- **Task description**
Under this task are some entries; return every one of them exactly.

Dataset entries:
++++++++++++++++++++

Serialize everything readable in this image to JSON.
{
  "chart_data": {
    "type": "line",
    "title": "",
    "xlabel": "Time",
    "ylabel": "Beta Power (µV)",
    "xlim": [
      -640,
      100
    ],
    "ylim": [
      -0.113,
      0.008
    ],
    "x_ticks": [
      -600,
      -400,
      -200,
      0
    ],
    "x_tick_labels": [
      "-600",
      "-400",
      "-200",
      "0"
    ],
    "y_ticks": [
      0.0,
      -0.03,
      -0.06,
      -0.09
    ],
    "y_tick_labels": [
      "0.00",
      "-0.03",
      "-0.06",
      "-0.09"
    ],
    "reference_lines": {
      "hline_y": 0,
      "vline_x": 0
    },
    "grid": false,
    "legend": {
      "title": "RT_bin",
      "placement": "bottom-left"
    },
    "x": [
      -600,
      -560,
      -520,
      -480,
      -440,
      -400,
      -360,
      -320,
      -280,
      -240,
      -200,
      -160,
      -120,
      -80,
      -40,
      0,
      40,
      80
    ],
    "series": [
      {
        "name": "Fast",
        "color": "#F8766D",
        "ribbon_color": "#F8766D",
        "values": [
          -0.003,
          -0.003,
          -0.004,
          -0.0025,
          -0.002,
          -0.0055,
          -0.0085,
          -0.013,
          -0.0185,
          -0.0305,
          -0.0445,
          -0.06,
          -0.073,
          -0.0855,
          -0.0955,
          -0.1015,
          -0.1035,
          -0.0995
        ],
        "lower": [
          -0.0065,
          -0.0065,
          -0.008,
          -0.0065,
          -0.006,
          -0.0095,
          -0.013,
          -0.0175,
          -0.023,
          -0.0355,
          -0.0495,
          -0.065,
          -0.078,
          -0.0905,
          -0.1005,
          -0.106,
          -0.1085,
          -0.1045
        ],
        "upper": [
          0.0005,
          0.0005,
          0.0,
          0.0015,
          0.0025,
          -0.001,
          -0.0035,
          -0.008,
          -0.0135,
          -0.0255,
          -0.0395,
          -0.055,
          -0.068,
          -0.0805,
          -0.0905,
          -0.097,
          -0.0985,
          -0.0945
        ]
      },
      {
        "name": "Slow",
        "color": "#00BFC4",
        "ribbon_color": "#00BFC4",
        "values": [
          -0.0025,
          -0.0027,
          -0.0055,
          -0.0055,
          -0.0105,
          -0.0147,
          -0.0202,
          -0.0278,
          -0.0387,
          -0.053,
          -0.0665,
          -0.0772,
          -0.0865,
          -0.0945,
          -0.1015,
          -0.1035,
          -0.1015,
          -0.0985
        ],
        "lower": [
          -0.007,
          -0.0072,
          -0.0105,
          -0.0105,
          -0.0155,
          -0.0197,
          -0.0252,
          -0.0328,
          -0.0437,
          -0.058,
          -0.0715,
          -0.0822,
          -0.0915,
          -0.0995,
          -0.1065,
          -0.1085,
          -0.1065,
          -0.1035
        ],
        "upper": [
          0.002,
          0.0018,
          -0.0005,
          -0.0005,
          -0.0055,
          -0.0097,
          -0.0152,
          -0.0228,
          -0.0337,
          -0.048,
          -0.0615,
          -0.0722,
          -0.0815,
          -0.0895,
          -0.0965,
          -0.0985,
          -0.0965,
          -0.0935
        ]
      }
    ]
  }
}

++++++++++++++++++++

- **Task response**
Serialize everything readable in this image to JSON.
{
  "chart_data": {
    "type": "line",
    "title": "",
    "xlabel": "Time",
    "ylabel": "Beta Power (µV)",
    "xlim": [
      -640,
      100
    ],
    "ylim": [
      -0.113,
      0.008
    ],
    "x_ticks": [
      -600,
      -400,
      -200,
      0
    ],
    "x_tick_labels": [
      "-600",
      "-400",
      "-200",
      "0"
    ],
    "y_ticks": [
      0.0,
      -0.03,
      -0.06,
      -0.09
    ],
    "y_tick_labels": [
      "0.00",
      "-0.03",
      "-0.06",
      "-0.09"
    ],
    "reference_lines": {
      "hline_y": 0,
      "vline_x": 0
    },
    "grid": false,
    "legend": {
      "title": "RT_bin",
      "placement": "bottom-left"
    },
    "x": [
      -600,
      -560,
      -520,
      -480,
      -440,
      -400,
      -360,
      -320,
      -280,
      -240,
      -200,
      -160,
      -120,
      -80,
      -40,
      0,
      40,
      80
    ],
    "series": [
      {
        "name": "Fast",
        "color": "#F8766D",
        "ribbon_color": "#F8766D",
        "values": [
          -0.003,
          -0.003,
          -0.004,
          -0.0025,
          -0.002,
          -0.0055,
          -0.0085,
          -0.013,
          -0.0185,
          -0.0305,
          -0.0445,
          -0.06,
          -0.073,
          -0.0855,
          -0.0955,
          -0.1015,
          -0.1035,
          -0.0995
        ],
        "lower": [
          -0.0065,
          -0.0065,
          -0.008,
          -0.0065,
          -0.006,
          -0.0095,
          -0.013,
          -0.0175,
          -0.023,
          -0.0355,
          -0.0495,
          -0.065,
          -0.078,
          -0.0905,
          -0.1005,
          -0.106,
          -0.1085,
          -0.1045
        ],
        "upper": [
          0.0005,
          0.0005,
          0.0,
          0.0015,
          0.0025,
          -0.001,
          -0.0035,
          -0.008,
          -0.0135,
          -0.0255,
          -0.0395,
          -0.055,
          -0.068,
          -0.0805,
          -0.0905,
          -0.097,
          -0.0985,
          -0.0945
        ]
      },
      {
        "name": "Slow",
        "color": "#00BFC4",
        "ribbon_color": "#00BFC4",
        "values": [
          -0.0025,
          -0.0027,
          -0.0055,
          -0.0055,
          -0.0105,
          -0.0147,
          -0.0202,
          -0.0278,
          -0.0387,
          -0.053,
          -0.0665,
          -0.0772,
          -0.0865,
          -0.0945,
          -0.1015,
          -0.1035,
          -0.1015,
          -0.0985
        ],
        "lower": [
          -0.007,
          -0.0072,
          -0.0105,
          -0.0105,
          -0.0155,
          -0.0197,
          -0.0252,
          -0.0328,
          -0.0437,
          -0.058,
          -0.0715,
          -0.0822,
          -0.0915,
          -0.0995,
          -0.1065,
          -0.1085,
          -0.1065,
          -0.1035
        ],
        "upper": [
          0.002,
          0.0018,
          -0.0005,
          -0.0005,
          -0.0055,
          -0.0097,
          -0.0152,
          -0.0228,
          -0.0337,
          -0.048,
          -0.0615,
          -0.0722,
          -0.0815,
          -0.0895,
          -0.0965,
          -0.0985,
          -0.0965,
          -0.0935
        ]
      }
    ]
  }
}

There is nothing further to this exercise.